GIVEN INSTRUCTION ::
Quote the whole listing verbatim.

── MATERIAL

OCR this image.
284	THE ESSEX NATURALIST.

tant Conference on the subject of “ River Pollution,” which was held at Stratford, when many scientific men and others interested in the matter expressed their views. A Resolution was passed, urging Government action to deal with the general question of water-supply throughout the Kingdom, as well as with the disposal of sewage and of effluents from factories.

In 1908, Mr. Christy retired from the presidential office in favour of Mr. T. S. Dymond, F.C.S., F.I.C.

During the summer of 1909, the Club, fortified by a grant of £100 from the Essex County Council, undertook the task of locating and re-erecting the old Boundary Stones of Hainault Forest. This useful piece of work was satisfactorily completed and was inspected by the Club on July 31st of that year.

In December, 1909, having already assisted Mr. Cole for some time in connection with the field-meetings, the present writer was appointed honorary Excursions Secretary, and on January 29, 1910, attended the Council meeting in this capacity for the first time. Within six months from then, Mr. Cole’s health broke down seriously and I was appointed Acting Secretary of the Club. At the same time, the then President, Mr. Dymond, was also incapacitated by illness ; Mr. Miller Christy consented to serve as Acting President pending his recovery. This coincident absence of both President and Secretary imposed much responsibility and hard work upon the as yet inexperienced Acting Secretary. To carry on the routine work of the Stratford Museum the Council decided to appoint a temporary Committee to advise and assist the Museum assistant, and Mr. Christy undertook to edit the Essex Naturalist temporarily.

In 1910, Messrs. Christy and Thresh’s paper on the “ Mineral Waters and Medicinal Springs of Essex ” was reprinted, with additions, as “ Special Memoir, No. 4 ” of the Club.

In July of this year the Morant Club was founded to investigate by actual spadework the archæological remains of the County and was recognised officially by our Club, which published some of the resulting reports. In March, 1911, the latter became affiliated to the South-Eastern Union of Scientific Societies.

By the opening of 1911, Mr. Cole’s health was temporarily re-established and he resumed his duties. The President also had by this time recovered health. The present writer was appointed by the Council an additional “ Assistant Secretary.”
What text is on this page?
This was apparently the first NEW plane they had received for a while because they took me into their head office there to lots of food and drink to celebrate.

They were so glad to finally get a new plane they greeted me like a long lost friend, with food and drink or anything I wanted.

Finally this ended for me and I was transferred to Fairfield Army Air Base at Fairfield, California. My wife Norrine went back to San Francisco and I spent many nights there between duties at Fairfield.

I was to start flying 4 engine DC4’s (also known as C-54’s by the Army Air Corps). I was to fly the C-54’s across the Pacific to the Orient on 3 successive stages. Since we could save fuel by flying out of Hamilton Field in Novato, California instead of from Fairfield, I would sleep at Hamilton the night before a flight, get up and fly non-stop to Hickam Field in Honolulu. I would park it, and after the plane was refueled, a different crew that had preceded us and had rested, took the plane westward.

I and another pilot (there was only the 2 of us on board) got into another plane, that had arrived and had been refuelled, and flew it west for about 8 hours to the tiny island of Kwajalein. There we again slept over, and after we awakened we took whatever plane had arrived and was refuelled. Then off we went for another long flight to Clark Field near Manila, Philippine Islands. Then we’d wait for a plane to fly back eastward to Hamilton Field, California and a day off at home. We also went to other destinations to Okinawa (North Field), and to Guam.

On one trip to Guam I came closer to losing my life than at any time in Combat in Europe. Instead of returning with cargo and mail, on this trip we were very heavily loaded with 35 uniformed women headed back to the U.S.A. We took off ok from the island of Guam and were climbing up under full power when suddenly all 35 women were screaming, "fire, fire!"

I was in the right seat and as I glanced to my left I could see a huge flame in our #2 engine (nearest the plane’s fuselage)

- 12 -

────

TASK SOLUTION ::
OCR this image.
284	THE ESSEX NATURALIST.

tant Conference on the subject of “ River Pollution,” which was held at Stratford, when many scientific men and others interested in the matter expressed their views. A Resolution was passed, urging Government action to deal with the general question of water-supply throughout the Kingdom, as well as with the disposal of sewage and of effluents from factories.

In 1908, Mr. Christy retired from the presidential office in favour of Mr. T. S. Dymond, F.C.S., F.I.C.

During the summer of 1909, the Club, fortified by a grant of £100 from the Essex County Council, undertook the task of locating and re-erecting the old Boundary Stones of Hainault Forest. This useful piece of work was satisfactorily completed and was inspected by the Club on July 31st of that year.

In December, 1909, having already assisted Mr. Cole for some time in connection with the field-meetings, the present writer was appointed honorary Excursions Secretary, and on January 29, 1910, attended the Council meeting in this capacity for the first time. Within six months from then, Mr. Cole’s health broke down seriously and I was appointed Acting Secretary of the Club. At the same time, the then President, Mr. Dymond, was also incapacitated by illness ; Mr. Miller Christy consented to serve as Acting President pending his recovery. This coincident absence of both President and Secretary imposed much responsibility and hard work upon the as yet inexperienced Acting Secretary. To carry on the routine work of the Stratford Museum the Council decided to appoint a temporary Committee to advise and assist the Museum assistant, and Mr. Christy undertook to edit the Essex Naturalist temporarily.

In 1910, Messrs. Christy and Thresh’s paper on the “ Mineral Waters and Medicinal Springs of Essex ” was reprinted, with additions, as “ Special Memoir, No. 4 ” of the Club.

In July of this year the Morant Club was founded to investigate by actual spadework the archæological remains of the County and was recognised officially by our Club, which published some of the resulting reports. In March, 1911, the latter became affiliated to the South-Eastern Union of Scientific Societies.

By the opening of 1911, Mr. Cole’s health was temporarily re-established and he resumed his duties. The President also had by this time recovered health. The present writer was appointed by the Council an additional “ Assistant Secretary.”
What text is on this page?
This was apparently the first NEW plane they had received for a while because they took me into their head office there to lots of food and drink to celebrate.

They were so glad to finally get a new plane they greeted me like a long lost friend, with food and drink or anything I wanted.

Finally this ended for me and I was transferred to Fairfield Army Air Base at Fairfield, California. My wife Norrine went back to San Francisco and I spent many nights there between duties at Fairfield.

I was to start flying 4 engine DC4’s (also known as C-54’s by the Army Air Corps). I was to fly the C-54’s across the Pacific to the Orient on 3 successive stages. Since we could save fuel by flying out of Hamilton Field in Novato, California instead of from Fairfield, I would sleep at Hamilton the night before a flight, get up and fly non-stop to Hickam Field in Honolulu. I would park it, and after the plane was refueled, a different crew that had preceded us and had rested, took the plane westward.

I and another pilot (there was only the 2 of us on board) got into another plane, that had arrived and had been refuelled, and flew it west for about 8 hours to the tiny island of Kwajalein. There we again slept over, and after we awakened we took whatever plane had arrived and was refuelled. Then off we went for another long flight to Clark Field near Manila, Philippine Islands. Then we’d wait for a plane to fly back eastward to Hamilton Field, California and a day off at home. We also went to other destinations to Okinawa (North Field), and to Guam.

On one trip to Guam I came closer to losing my life than at any time in Combat in Europe. Instead of returning with cargo and mail, on this trip we were very heavily loaded with 35 uniformed women headed back to the U.S.A. We took off ok from the island of Guam and were climbing up under full power when suddenly all 35 women were screaming, "fire, fire!"

I was in the right seat and as I glanced to my left I could see a huge flame in our #2 engine (nearest the plane’s fuselage)

- 12 -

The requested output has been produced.